Count the lines of the records that contain the string "friday", matching case exactly, and give only the number.

------ EXTRACTED DATA

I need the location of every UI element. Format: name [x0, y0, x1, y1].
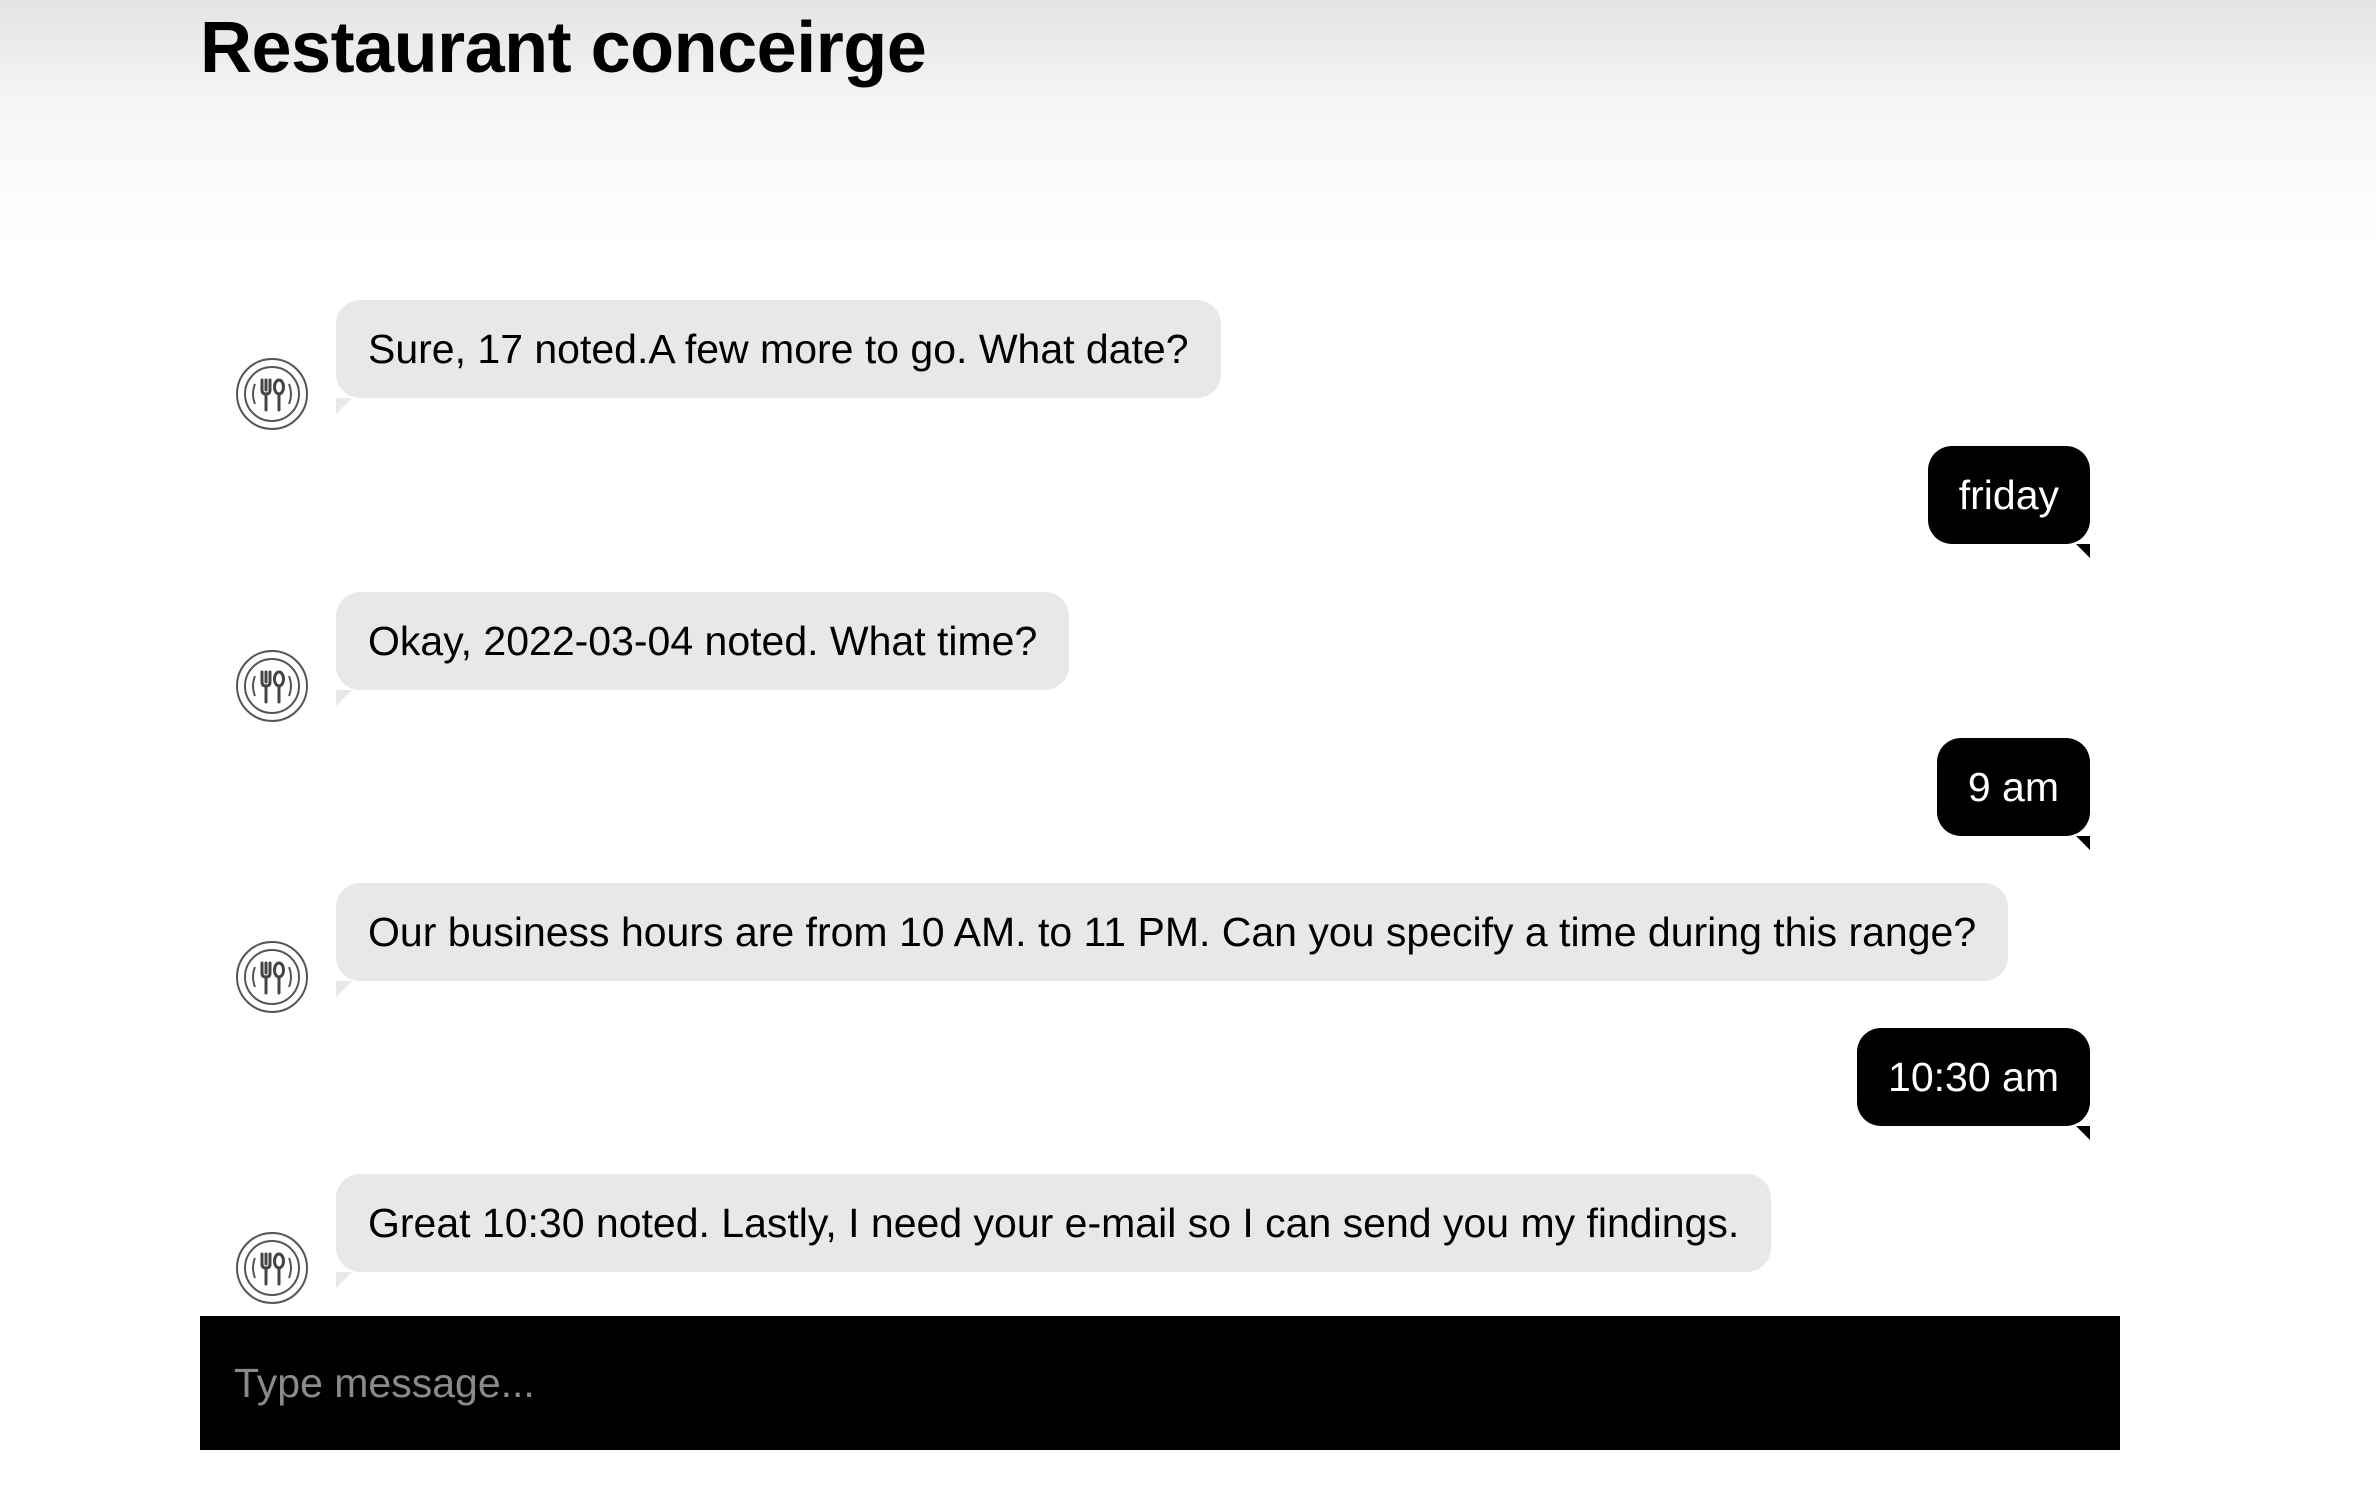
message-input[interactable]	[200, 1316, 2120, 1450]
bot-message-bubble: Great 10:30 noted. Lastly, I need your e…	[336, 1174, 1772, 1288]
user-message: friday	[1927, 446, 2091, 558]
fork-spoon-icon	[244, 366, 300, 422]
restaurant-avatar	[236, 650, 308, 722]
user-message-bubble: 9 am	[1936, 738, 2091, 850]
restaurant-avatar	[236, 941, 308, 1013]
fork-spoon-icon	[244, 1240, 300, 1296]
user-message: 9 am	[1936, 738, 2091, 850]
fork-spoon-icon	[244, 949, 300, 1005]
user-message-bubble: 10:30 am	[1857, 1028, 2090, 1140]
user-message-bubble: friday	[1927, 446, 2091, 558]
restaurant-avatar	[236, 358, 308, 430]
page-title: Restaurant conceirge	[200, 8, 927, 88]
fork-spoon-icon	[244, 658, 300, 714]
bot-message-bubble: Sure, 17 noted.A few more to go. What da…	[336, 300, 1221, 414]
restaurant-avatar	[236, 1232, 308, 1304]
bot-message-bubble: Okay, 2022-03-04 noted. What time?	[336, 592, 1070, 706]
message-composer	[200, 1316, 2120, 1450]
user-message: 10:30 am	[1857, 1028, 2090, 1140]
bot-message-bubble: Our business hours are from 10 AM. to 11…	[336, 883, 2009, 997]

------------

### [FINISHED EXERCISE]
2